● **TASK TO CARRY OUT**: Drop every picture, then transcribe the remaining data exactly.

[Figure data in JSON]
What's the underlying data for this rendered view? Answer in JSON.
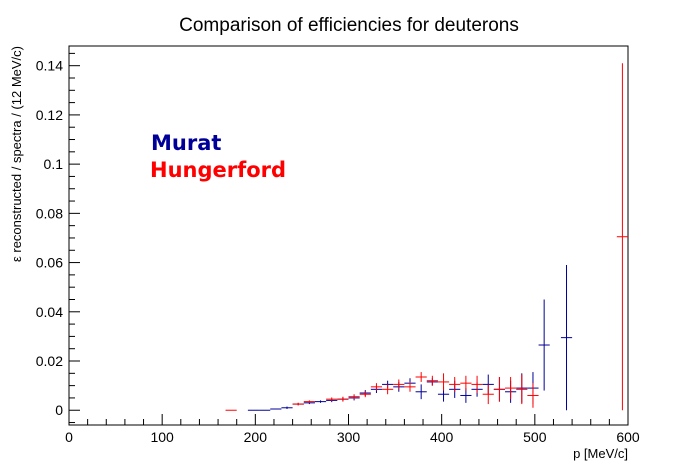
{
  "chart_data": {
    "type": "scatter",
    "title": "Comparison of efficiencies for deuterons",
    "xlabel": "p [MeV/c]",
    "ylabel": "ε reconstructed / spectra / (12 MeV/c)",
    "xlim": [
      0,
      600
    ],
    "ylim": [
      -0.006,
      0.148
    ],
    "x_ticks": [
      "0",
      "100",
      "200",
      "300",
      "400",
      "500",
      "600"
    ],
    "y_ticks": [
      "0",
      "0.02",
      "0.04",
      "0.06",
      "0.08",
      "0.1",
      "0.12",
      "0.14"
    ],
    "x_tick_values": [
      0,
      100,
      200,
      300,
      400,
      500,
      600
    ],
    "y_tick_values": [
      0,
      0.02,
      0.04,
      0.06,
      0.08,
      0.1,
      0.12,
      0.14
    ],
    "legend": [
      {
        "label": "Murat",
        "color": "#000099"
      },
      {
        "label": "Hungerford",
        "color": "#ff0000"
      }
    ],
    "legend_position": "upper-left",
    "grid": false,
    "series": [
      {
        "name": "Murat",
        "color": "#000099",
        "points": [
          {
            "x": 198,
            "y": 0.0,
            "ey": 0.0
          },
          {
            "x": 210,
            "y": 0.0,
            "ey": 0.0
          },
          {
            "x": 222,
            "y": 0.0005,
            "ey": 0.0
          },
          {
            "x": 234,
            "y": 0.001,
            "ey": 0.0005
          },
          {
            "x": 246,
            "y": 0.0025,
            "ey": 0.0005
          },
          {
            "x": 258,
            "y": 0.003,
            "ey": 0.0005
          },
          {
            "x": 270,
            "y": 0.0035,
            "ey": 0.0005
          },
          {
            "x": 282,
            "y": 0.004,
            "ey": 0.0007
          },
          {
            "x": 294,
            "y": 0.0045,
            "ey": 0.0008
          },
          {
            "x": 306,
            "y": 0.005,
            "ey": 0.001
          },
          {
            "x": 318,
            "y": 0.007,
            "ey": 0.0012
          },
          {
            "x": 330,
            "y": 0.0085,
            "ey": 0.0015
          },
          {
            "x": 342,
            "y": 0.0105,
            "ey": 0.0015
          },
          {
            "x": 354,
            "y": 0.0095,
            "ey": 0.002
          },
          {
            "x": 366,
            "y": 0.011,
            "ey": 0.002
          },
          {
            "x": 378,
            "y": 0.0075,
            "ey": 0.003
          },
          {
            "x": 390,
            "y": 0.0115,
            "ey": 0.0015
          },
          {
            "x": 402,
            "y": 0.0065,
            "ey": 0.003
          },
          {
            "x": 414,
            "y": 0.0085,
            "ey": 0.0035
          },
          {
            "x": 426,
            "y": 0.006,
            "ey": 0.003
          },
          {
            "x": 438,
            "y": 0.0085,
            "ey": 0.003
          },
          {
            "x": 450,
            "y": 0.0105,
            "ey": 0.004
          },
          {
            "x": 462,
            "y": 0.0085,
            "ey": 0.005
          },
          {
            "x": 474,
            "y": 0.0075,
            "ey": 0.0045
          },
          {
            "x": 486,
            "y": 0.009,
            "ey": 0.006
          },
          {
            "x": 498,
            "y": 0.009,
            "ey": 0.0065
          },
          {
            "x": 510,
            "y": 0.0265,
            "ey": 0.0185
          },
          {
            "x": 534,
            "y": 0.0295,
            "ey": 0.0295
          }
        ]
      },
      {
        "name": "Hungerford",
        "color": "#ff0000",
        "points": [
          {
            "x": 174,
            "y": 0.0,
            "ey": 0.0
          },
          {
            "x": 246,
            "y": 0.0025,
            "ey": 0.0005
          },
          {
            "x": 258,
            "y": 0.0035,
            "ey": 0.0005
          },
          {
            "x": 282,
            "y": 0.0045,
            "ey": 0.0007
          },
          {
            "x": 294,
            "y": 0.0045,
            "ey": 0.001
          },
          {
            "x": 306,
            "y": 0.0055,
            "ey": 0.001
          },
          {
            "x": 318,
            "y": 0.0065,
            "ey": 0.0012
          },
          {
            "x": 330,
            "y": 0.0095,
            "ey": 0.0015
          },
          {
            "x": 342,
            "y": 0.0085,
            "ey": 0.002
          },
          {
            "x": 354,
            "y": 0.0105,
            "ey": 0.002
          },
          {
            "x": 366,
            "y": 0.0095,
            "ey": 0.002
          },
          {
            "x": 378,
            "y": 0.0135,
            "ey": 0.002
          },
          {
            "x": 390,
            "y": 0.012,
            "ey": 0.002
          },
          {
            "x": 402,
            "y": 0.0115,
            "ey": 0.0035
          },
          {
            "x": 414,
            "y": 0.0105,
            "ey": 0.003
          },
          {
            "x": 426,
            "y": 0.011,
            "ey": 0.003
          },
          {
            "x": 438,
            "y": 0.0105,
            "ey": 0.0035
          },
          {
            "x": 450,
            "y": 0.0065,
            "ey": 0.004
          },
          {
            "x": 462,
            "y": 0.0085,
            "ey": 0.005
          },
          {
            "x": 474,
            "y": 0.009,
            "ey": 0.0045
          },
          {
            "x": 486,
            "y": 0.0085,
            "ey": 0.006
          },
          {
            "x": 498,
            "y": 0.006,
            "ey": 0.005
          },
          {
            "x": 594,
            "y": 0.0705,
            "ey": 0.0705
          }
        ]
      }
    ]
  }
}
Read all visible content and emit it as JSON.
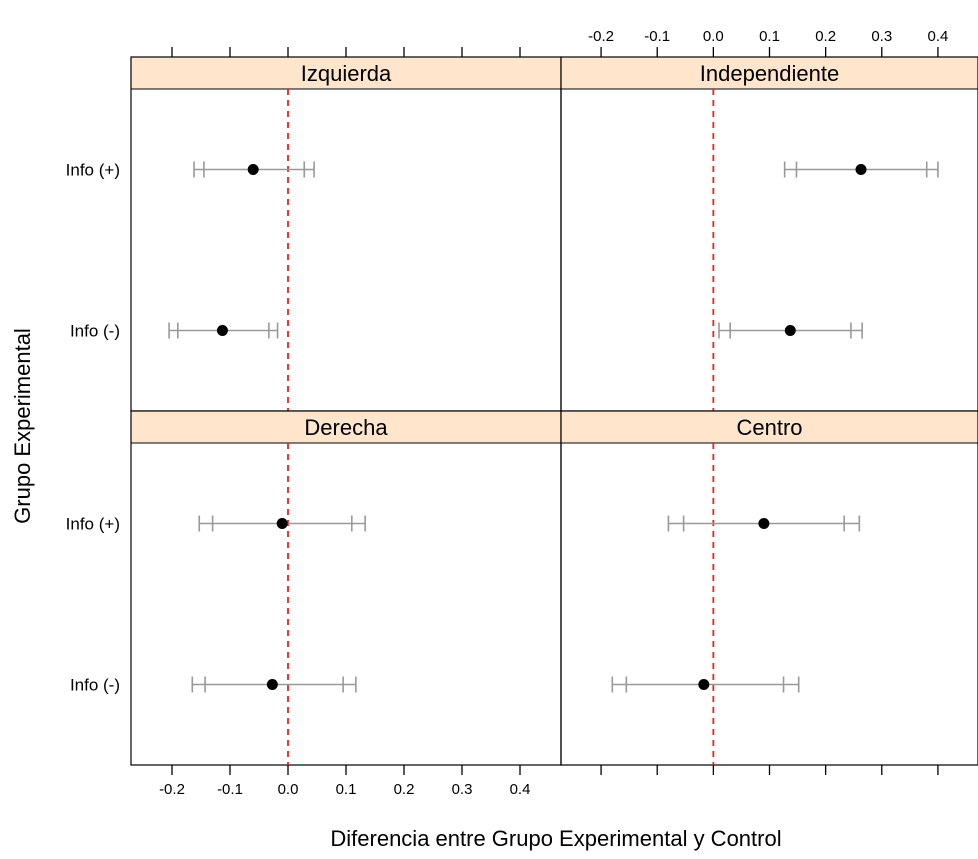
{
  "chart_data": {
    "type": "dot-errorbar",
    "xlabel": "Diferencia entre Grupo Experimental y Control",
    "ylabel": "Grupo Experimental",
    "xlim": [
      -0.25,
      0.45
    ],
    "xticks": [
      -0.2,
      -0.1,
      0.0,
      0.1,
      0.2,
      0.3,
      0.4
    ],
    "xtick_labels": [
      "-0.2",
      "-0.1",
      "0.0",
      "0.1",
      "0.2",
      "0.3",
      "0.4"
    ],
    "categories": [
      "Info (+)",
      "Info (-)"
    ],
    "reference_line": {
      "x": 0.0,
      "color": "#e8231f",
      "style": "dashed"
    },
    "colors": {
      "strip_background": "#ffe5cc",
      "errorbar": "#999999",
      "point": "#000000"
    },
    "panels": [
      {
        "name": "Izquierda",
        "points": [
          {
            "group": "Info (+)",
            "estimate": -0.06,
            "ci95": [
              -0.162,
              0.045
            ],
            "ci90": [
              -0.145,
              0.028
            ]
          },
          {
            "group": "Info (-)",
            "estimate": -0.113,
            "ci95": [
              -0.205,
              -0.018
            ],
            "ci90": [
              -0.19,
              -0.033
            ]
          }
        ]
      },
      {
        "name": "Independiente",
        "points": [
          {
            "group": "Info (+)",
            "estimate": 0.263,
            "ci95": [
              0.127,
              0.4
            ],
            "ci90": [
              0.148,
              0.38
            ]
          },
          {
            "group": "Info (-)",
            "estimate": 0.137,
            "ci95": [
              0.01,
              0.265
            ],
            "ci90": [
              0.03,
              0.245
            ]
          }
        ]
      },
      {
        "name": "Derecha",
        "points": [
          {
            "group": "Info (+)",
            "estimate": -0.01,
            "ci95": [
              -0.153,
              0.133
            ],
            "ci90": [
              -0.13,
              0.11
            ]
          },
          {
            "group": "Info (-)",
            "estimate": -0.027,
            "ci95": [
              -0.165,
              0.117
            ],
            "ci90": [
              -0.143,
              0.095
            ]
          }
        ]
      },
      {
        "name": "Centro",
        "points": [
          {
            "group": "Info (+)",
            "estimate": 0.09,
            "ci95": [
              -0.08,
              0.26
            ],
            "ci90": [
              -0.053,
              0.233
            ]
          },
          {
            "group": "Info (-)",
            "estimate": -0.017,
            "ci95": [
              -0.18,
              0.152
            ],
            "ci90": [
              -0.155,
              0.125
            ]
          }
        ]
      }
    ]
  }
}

● **ANSWER TO THE PROBLEM**:
What's the underlying data for this rendered view? Answer in JSON.
{
  "chart_data": {
    "type": "scatter",
    "title": "Comparison of efficiencies for deuterons",
    "xlabel": "p [MeV/c]",
    "ylabel": "ε reconstructed / spectra / (12 MeV/c)",
    "xlim": [
      0,
      600
    ],
    "ylim": [
      -0.006,
      0.148
    ],
    "x_ticks": [
      "0",
      "100",
      "200",
      "300",
      "400",
      "500",
      "600"
    ],
    "y_ticks": [
      "0",
      "0.02",
      "0.04",
      "0.06",
      "0.08",
      "0.1",
      "0.12",
      "0.14"
    ],
    "x_tick_values": [
      0,
      100,
      200,
      300,
      400,
      500,
      600
    ],
    "y_tick_values": [
      0,
      0.02,
      0.04,
      0.06,
      0.08,
      0.1,
      0.12,
      0.14
    ],
    "legend": [
      {
        "label": "Murat",
        "color": "#000099"
      },
      {
        "label": "Hungerford",
        "color": "#ff0000"
      }
    ],
    "legend_position": "upper-left",
    "grid": false,
    "series": [
      {
        "name": "Murat",
        "color": "#000099",
        "points": [
          {
            "x": 198,
            "y": 0.0,
            "ey": 0.0
          },
          {
            "x": 210,
            "y": 0.0,
            "ey": 0.0
          },
          {
            "x": 222,
            "y": 0.0005,
            "ey": 0.0
          },
          {
            "x": 234,
            "y": 0.001,
            "ey": 0.0005
          },
          {
            "x": 246,
            "y": 0.0025,
            "ey": 0.0005
          },
          {
            "x": 258,
            "y": 0.003,
            "ey": 0.0005
          },
          {
            "x": 270,
            "y": 0.0035,
            "ey": 0.0005
          },
          {
            "x": 282,
            "y": 0.004,
            "ey": 0.0007
          },
          {
            "x": 294,
            "y": 0.0045,
            "ey": 0.0008
          },
          {
            "x": 306,
            "y": 0.005,
            "ey": 0.001
          },
          {
            "x": 318,
            "y": 0.007,
            "ey": 0.0012
          },
          {
            "x": 330,
            "y": 0.0085,
            "ey": 0.0015
          },
          {
            "x": 342,
            "y": 0.0105,
            "ey": 0.0015
          },
          {
            "x": 354,
            "y": 0.0095,
            "ey": 0.002
          },
          {
            "x": 366,
            "y": 0.011,
            "ey": 0.002
          },
          {
            "x": 378,
            "y": 0.0075,
            "ey": 0.003
          },
          {
            "x": 390,
            "y": 0.0115,
            "ey": 0.0015
          },
          {
            "x": 402,
            "y": 0.0065,
            "ey": 0.003
          },
          {
            "x": 414,
            "y": 0.0085,
            "ey": 0.0035
          },
          {
            "x": 426,
            "y": 0.006,
            "ey": 0.003
          },
          {
            "x": 438,
            "y": 0.0085,
            "ey": 0.003
          },
          {
            "x": 450,
            "y": 0.0105,
            "ey": 0.004
          },
          {
            "x": 462,
            "y": 0.0085,
            "ey": 0.005
          },
          {
            "x": 474,
            "y": 0.0075,
            "ey": 0.0045
          },
          {
            "x": 486,
            "y": 0.009,
            "ey": 0.006
          },
          {
            "x": 498,
            "y": 0.009,
            "ey": 0.0065
          },
          {
            "x": 510,
            "y": 0.0265,
            "ey": 0.0185
          },
          {
            "x": 534,
            "y": 0.0295,
            "ey": 0.0295
          }
        ]
      },
      {
        "name": "Hungerford",
        "color": "#ff0000",
        "points": [
          {
            "x": 174,
            "y": 0.0,
            "ey": 0.0
          },
          {
            "x": 246,
            "y": 0.0025,
            "ey": 0.0005
          },
          {
            "x": 258,
            "y": 0.0035,
            "ey": 0.0005
          },
          {
            "x": 282,
            "y": 0.0045,
            "ey": 0.0007
          },
          {
            "x": 294,
            "y": 0.0045,
            "ey": 0.001
          },
          {
            "x": 306,
            "y": 0.0055,
            "ey": 0.001
          },
          {
            "x": 318,
            "y": 0.0065,
            "ey": 0.0012
          },
          {
            "x": 330,
            "y": 0.0095,
            "ey": 0.0015
          },
          {
            "x": 342,
            "y": 0.0085,
            "ey": 0.002
          },
          {
            "x": 354,
            "y": 0.0105,
            "ey": 0.002
          },
          {
            "x": 366,
            "y": 0.0095,
            "ey": 0.002
          },
          {
            "x": 378,
            "y": 0.0135,
            "ey": 0.002
          },
          {
            "x": 390,
            "y": 0.012,
            "ey": 0.002
          },
          {
            "x": 402,
            "y": 0.0115,
            "ey": 0.0035
          },
          {
            "x": 414,
            "y": 0.0105,
            "ey": 0.003
          },
          {
            "x": 426,
            "y": 0.011,
            "ey": 0.003
          },
          {
            "x": 438,
            "y": 0.0105,
            "ey": 0.0035
          },
          {
            "x": 450,
            "y": 0.0065,
            "ey": 0.004
          },
          {
            "x": 462,
            "y": 0.0085,
            "ey": 0.005
          },
          {
            "x": 474,
            "y": 0.009,
            "ey": 0.0045
          },
          {
            "x": 486,
            "y": 0.0085,
            "ey": 0.006
          },
          {
            "x": 498,
            "y": 0.006,
            "ey": 0.005
          },
          {
            "x": 594,
            "y": 0.0705,
            "ey": 0.0705
          }
        ]
      }
    ]
  }
}
Read all visible content and emit it as JSON.
{
  "chart_data": {
    "type": "dot-errorbar",
    "xlabel": "Diferencia entre Grupo Experimental y Control",
    "ylabel": "Grupo Experimental",
    "xlim": [
      -0.25,
      0.45
    ],
    "xticks": [
      -0.2,
      -0.1,
      0.0,
      0.1,
      0.2,
      0.3,
      0.4
    ],
    "xtick_labels": [
      "-0.2",
      "-0.1",
      "0.0",
      "0.1",
      "0.2",
      "0.3",
      "0.4"
    ],
    "categories": [
      "Info (+)",
      "Info (-)"
    ],
    "reference_line": {
      "x": 0.0,
      "color": "#e8231f",
      "style": "dashed"
    },
    "colors": {
      "strip_background": "#ffe5cc",
      "errorbar": "#999999",
      "point": "#000000"
    },
    "panels": [
      {
        "name": "Izquierda",
        "points": [
          {
            "group": "Info (+)",
            "estimate": -0.06,
            "ci95": [
              -0.162,
              0.045
            ],
            "ci90": [
              -0.145,
              0.028
            ]
          },
          {
            "group": "Info (-)",
            "estimate": -0.113,
            "ci95": [
              -0.205,
              -0.018
            ],
            "ci90": [
              -0.19,
              -0.033
            ]
          }
        ]
      },
      {
        "name": "Independiente",
        "points": [
          {
            "group": "Info (+)",
            "estimate": 0.263,
            "ci95": [
              0.127,
              0.4
            ],
            "ci90": [
              0.148,
              0.38
            ]
          },
          {
            "group": "Info (-)",
            "estimate": 0.137,
            "ci95": [
              0.01,
              0.265
            ],
            "ci90": [
              0.03,
              0.245
            ]
          }
        ]
      },
      {
        "name": "Derecha",
        "points": [
          {
            "group": "Info (+)",
            "estimate": -0.01,
            "ci95": [
              -0.153,
              0.133
            ],
            "ci90": [
              -0.13,
              0.11
            ]
          },
          {
            "group": "Info (-)",
            "estimate": -0.027,
            "ci95": [
              -0.165,
              0.117
            ],
            "ci90": [
              -0.143,
              0.095
            ]
          }
        ]
      },
      {
        "name": "Centro",
        "points": [
          {
            "group": "Info (+)",
            "estimate": 0.09,
            "ci95": [
              -0.08,
              0.26
            ],
            "ci90": [
              -0.053,
              0.233
            ]
          },
          {
            "group": "Info (-)",
            "estimate": -0.017,
            "ci95": [
              -0.18,
              0.152
            ],
            "ci90": [
              -0.155,
              0.125
            ]
          }
        ]
      }
    ]
  }
}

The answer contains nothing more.